DATA:
#####

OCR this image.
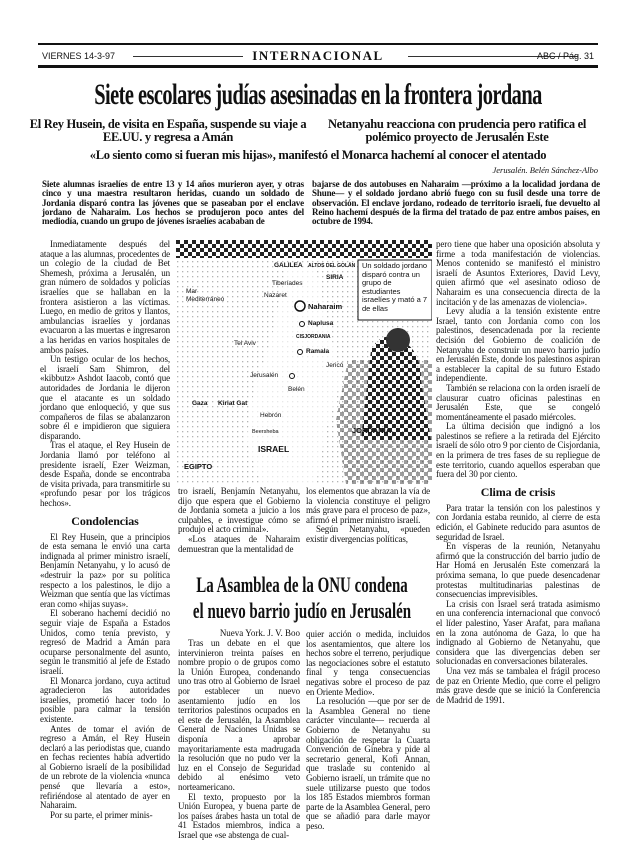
VIERNES 14-3-97	INTERNACIONAL	ABC / Pág. 31
Siete escolares judías asesinadas en la frontera jordana
El Rey Husein, de visita en España, suspende su viaje a EE.UU. y regresa a Amán
Netanyahu reacciona con prudencia pero ratifica el polémico proyecto de Jerusalén Este
«Lo siento como si fueran mis hijas», manifestó el Monarca hachemí al conocer el atentado
Jerusalén. Belén Sánchez-Albo
Siete alumnas israelíes de entre 13 y 14 años murieron ayer, y otras cinco y una maestra resultaron heridas, cuando un soldado de Jordania disparó contra las jóvenes que se paseaban por el enclave jordano de Naharaim. Los hechos se produjeron poco antes del mediodía, cuando un grupo de jóvenes israelíes acababan de
bajarse de dos autobuses en Naharaim —próximo a la localidad jordana de Shune— y el soldado jordano abrió fuego con su fusil desde una torre de observación. El enclave jordano, rodeado de territorio israelí, fue devuelto al Reino hachemí después de la firma del tratado de paz entre ambos países, en octubre de 1994.

Inmediatamente después del ataque a las alumnas, procedentes de un colegio de la ciudad de Bet Shemesh, próxima a Jerusalén, un gran número de soldados y policías israelíes que se hallaban en la frontera asistieron a las víctimas. Luego, en medio de gritos y llantos, ambulancias israelíes y jordanas evacuaron a las muertas e ingresaron a las heridas en varios hospitales de ambos países.

Un testigo ocular de los hechos, el israelí Sam Shimron, del «kibbutz» Ashdot Iaacob, contó que autoridades de Jordania le dijeron que el atacante es un soldado jordano que enloqueció, y que sus compañeros de filas se abalanzaron sobre él e impidieron que siguiera disparando.

Tras el ataque, el Rey Husein de Jordania llamó por teléfono al presidente israelí, Ezer Weizman, desde España, donde se encontraba de visita privada, para transmitirle su «profundo pesar por los trágicos hechos».

Condolencias

El Rey Husein, que a principios de esta semana le envió una carta indignada al primer ministro israelí, Benjamín Netanyahu, y lo acusó de «destruir la paz» por su política respecto a los palestinos, le dijo a Weizman que sentía que las víctimas eran como «hijas suyas».

El soberano hachemí decidió no seguir viaje de España a Estados Unidos, como tenía previsto, y regresó de Madrid a Amán para ocuparse personalmente del asunto, según le transmitió al jefe de Estado israelí.

El Monarca jordano, cuya actitud agradecieron las autoridades israelíes, prometió hacer todo lo posible para calmar la tensión existente.

Antes de tomar el avión de regreso a Amán, el Rey Husein declaró a las periodistas que, cuando en fechas recientes había advertido al Gobierno israelí de la posibilidad de un rebrote de la violencia «nunca pensé que llevaría a esto», refiriéndose al atentado de ayer en Naharaim.

Por su parte, el primer minis-

Un soldado jordano disparó contra un grupo de estudiantes israelíes y mató a 7 de ellas
GALILEA ALTOS DEL GOLÁN
SIRIA
Tiberíades
Nazaret
Naharaim
Mar Mediterráneo
Naplusa
CISJORDANIA
Tel Aviv
Ramala
Jericó
Jerusalén
Belén
Gaza Kiriat Gat
Hebrón
JORDANIA
Beersheba
ISRAEL
EGIPTO

tro israelí, Benjamín Netanyahu, dijo que espera que el Gobierno de Jordania someta a juicio a los culpables, e investigue cómo se produjo el acto criminal».

«Los ataques de Naharaim demuestran que la mentalidad de

los elementos que abrazan la vía de la violencia constituye el peligro más grave para el proceso de paz», afirmó el primer ministro israelí.

Según Netanyahu, «pueden existir divergencias políticas,

pero tiene que haber una oposición absoluta y firme a toda manifestación de violencias. Menos contenido se manifestó el ministro israelí de Asuntos Exteriores, David Levy, quien afirmó que «el asesinato odioso de Naharaim es una consecuencia directa de la incitación y de las amenazas de violencia».

Levy aludía a la tensión existente entre Israel, tanto con Jordania como con los palestinos, desencadenada por la reciente decisión del Gobierno de coalición de Netanyahu de construir un nuevo barrio judío en Jerusalén Este, donde los palestinos aspiran a establecer la capital de su futuro Estado independiente.

También se relaciona con la orden israelí de clausurar cuatro oficinas palestinas en Jerusalén Este, que se congeló momentáneamente el pasado miércoles.

La última decisión que indignó a los palestinos se refiere a la retirada del Ejército israelí de sólo otro 9 por ciento de Cisjordania, en la primera de tres fases de su repliegue de este territorio, cuando aquellos esperaban que fuera del 30 por ciento.

Clima de crisis

Para tratar la tensión con los palestinos y con Jordania estaba reunido, al cierre de esta edición, el Gabinete reducido para asuntos de seguridad de Israel.

En vísperas de la reunión, Netanyahu afirmó que la construcción del barrio judío de Har Homá en Jerusalén Este comenzará la próxima semana, lo que puede desencadenar protestas multitudinarias palestinas de consecuencias imprevisibles.

La crisis con Israel será tratada asimismo en una conferencia internacional que convocó el líder palestino, Yaser Arafat, para mañana en la zona autónoma de Gaza, lo que ha indignado al Gobierno de Netanyahu, que considera que las divergencias deben ser solucionadas en conversaciones bilaterales.

Una vez más se tambalea el frágil proceso de paz en Oriente Medio, que corre el peligro más grave desde que se inició la Conferencia de Madrid de 1991.

La Asamblea de la ONU condena
el nuevo barrio judío en Jerusalén
Nueva York. J. V. Boo

Tras un debate en el que intervinieron treinta países en nombre propio o de grupos como la Unión Europea, condenando uno tras otro al Gobierno de Israel por establecer un nuevo asentamiento judío en los territorios palestinos ocupados en el este de Jerusalén, la Asamblea General de Naciones Unidas se disponía a aprobar mayoritariamente esta madrugada la resolución que no pudo ver la luz en el Consejo de Seguridad debido al enésimo veto norteamericano.

El texto, propuesto por la Unión Europea, y buena parte de los países árabes hasta un total de 41 Estados miembros, indica a Israel que «se abstenga de cual-

quier acción o medida, incluidos los asentamientos, que altere los hechos sobre el terreno, perjudique las negociaciones sobre el estatuto final y tenga consecuencias negativas sobre el proceso de paz en Oriente Medio».

La resolución —que por ser de la Asamblea General no tiene carácter vinculante— recuerda al Gobierno de Netanyahu su obligación de respetar la Cuarta Convención de Ginebra y pide al secretario general, Kofi Annan, que traslade su contenido al Gobierno israelí, un trámite que no suele utilizarse puesto que todos los 185 Estados miembros forman parte de la Asamblea General, pero que se añadió para darle mayor peso.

#####

Find every line in the records that contains the word "pero"; copy those lines.

COMPLETE ANSWER:
Netanyahu reacciona con prudencia pero ratifica el polémico proyecto de Jerusalén Este
pero tiene que haber una oposición absoluta y firme a toda manifestación de violencias. Menos contenido se manifestó el ministro israelí de Asuntos Exteriores, David Levy, quien afirmó que «el asesinato odioso de Naharaim es una consecuencia directa de la incitación y de las amenazas de violencia».
La resolución —que por ser de la Asamblea General no tiene carácter vinculante— recuerda al Gobierno de Netanyahu su obligación de respetar la Cuarta Convención de Ginebra y pide al secretario general, Kofi Annan, que traslade su contenido al Gobierno israelí, un trámite que no suele utilizarse puesto que todos los 185 Estados miembros forman parte de la Asamblea General, pero que se añadió para darle mayor peso.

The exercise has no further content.